__Figure data in JSON__

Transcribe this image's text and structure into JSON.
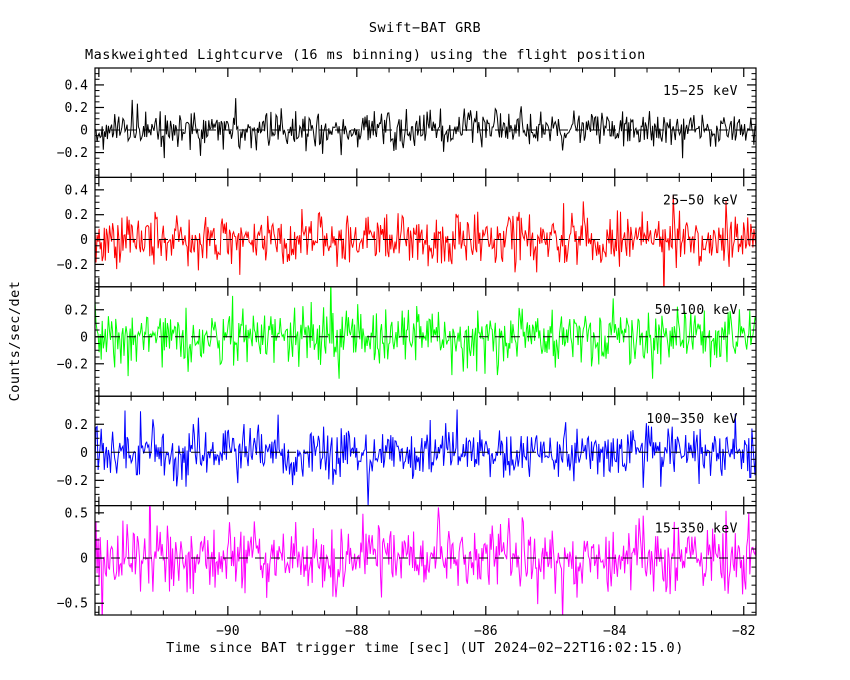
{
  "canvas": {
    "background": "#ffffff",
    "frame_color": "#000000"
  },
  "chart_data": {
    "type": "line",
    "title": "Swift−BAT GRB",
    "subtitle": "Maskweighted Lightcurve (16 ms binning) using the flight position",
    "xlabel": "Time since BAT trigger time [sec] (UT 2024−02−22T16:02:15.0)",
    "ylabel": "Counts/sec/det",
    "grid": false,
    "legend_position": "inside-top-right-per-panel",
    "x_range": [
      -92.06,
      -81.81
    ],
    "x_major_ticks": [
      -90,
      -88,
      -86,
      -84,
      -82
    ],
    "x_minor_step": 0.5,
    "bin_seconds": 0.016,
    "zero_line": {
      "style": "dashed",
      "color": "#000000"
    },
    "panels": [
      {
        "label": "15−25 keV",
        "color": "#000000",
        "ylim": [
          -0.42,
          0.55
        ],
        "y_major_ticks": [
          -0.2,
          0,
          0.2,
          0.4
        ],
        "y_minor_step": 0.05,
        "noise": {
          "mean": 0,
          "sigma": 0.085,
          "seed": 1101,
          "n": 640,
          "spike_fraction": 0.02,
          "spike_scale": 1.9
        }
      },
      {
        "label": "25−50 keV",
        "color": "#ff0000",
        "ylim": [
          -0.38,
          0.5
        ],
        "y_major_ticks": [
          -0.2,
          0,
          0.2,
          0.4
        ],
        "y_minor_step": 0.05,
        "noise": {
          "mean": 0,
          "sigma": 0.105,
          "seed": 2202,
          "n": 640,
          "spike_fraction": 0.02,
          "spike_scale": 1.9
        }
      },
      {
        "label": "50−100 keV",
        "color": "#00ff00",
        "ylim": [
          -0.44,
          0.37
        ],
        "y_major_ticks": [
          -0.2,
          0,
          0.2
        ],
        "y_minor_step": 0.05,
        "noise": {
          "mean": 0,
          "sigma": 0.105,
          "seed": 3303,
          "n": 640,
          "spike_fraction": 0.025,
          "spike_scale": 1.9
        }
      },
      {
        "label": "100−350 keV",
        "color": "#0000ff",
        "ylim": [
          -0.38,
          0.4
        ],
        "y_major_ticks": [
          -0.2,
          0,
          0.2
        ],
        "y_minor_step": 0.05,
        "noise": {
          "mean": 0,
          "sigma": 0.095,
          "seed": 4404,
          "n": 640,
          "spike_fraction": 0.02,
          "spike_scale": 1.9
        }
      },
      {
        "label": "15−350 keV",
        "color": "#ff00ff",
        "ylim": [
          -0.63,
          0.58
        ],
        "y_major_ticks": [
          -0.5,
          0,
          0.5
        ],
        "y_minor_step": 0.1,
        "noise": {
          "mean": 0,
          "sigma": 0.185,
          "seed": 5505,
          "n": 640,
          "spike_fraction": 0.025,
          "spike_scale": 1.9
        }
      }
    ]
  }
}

__Exercise prompt__
Give an exact copy of the material, leaving out every picture.

__Task result__
Transcribe this image's text and structure into JSON.
{
  "canvas": {
    "background": "#ffffff",
    "frame_color": "#000000"
  },
  "chart_data": {
    "type": "line",
    "title": "Swift−BAT GRB",
    "subtitle": "Maskweighted Lightcurve (16 ms binning) using the flight position",
    "xlabel": "Time since BAT trigger time [sec] (UT 2024−02−22T16:02:15.0)",
    "ylabel": "Counts/sec/det",
    "grid": false,
    "legend_position": "inside-top-right-per-panel",
    "x_range": [
      -92.06,
      -81.81
    ],
    "x_major_ticks": [
      -90,
      -88,
      -86,
      -84,
      -82
    ],
    "x_minor_step": 0.5,
    "bin_seconds": 0.016,
    "zero_line": {
      "style": "dashed",
      "color": "#000000"
    },
    "panels": [
      {
        "label": "15−25 keV",
        "color": "#000000",
        "ylim": [
          -0.42,
          0.55
        ],
        "y_major_ticks": [
          -0.2,
          0,
          0.2,
          0.4
        ],
        "y_minor_step": 0.05,
        "noise": {
          "mean": 0,
          "sigma": 0.085,
          "seed": 1101,
          "n": 640,
          "spike_fraction": 0.02,
          "spike_scale": 1.9
        }
      },
      {
        "label": "25−50 keV",
        "color": "#ff0000",
        "ylim": [
          -0.38,
          0.5
        ],
        "y_major_ticks": [
          -0.2,
          0,
          0.2,
          0.4
        ],
        "y_minor_step": 0.05,
        "noise": {
          "mean": 0,
          "sigma": 0.105,
          "seed": 2202,
          "n": 640,
          "spike_fraction": 0.02,
          "spike_scale": 1.9
        }
      },
      {
        "label": "50−100 keV",
        "color": "#00ff00",
        "ylim": [
          -0.44,
          0.37
        ],
        "y_major_ticks": [
          -0.2,
          0,
          0.2
        ],
        "y_minor_step": 0.05,
        "noise": {
          "mean": 0,
          "sigma": 0.105,
          "seed": 3303,
          "n": 640,
          "spike_fraction": 0.025,
          "spike_scale": 1.9
        }
      },
      {
        "label": "100−350 keV",
        "color": "#0000ff",
        "ylim": [
          -0.38,
          0.4
        ],
        "y_major_ticks": [
          -0.2,
          0,
          0.2
        ],
        "y_minor_step": 0.05,
        "noise": {
          "mean": 0,
          "sigma": 0.095,
          "seed": 4404,
          "n": 640,
          "spike_fraction": 0.02,
          "spike_scale": 1.9
        }
      },
      {
        "label": "15−350 keV",
        "color": "#ff00ff",
        "ylim": [
          -0.63,
          0.58
        ],
        "y_major_ticks": [
          -0.5,
          0,
          0.5
        ],
        "y_minor_step": 0.1,
        "noise": {
          "mean": 0,
          "sigma": 0.185,
          "seed": 5505,
          "n": 640,
          "spike_fraction": 0.025,
          "spike_scale": 1.9
        }
      }
    ]
  }
}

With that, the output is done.